From the records, pick out and copy each line containing "Seitenfassade".

# INFORMATION PROVIDED start

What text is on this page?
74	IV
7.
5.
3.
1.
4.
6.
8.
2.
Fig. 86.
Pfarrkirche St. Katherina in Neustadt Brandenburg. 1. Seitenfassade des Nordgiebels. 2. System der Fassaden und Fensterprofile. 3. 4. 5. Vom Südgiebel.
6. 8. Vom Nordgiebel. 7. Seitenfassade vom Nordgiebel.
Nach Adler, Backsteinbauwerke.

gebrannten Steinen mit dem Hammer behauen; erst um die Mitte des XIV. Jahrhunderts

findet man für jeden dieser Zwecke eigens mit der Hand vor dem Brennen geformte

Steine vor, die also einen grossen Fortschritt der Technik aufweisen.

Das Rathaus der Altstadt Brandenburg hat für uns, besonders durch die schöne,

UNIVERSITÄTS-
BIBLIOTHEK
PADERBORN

# INFORMATION PROVIDED end

_IN RESPONSE_
Pfarrkirche St. Katherina in Neustadt Brandenburg. 1. Seitenfassade des Nordgiebels. 2. System der Fassaden und Fensterprofile. 3. 4. 5. Vom Südgiebel.
6. 8. Vom Nordgiebel. 7. Seitenfassade vom Nordgiebel.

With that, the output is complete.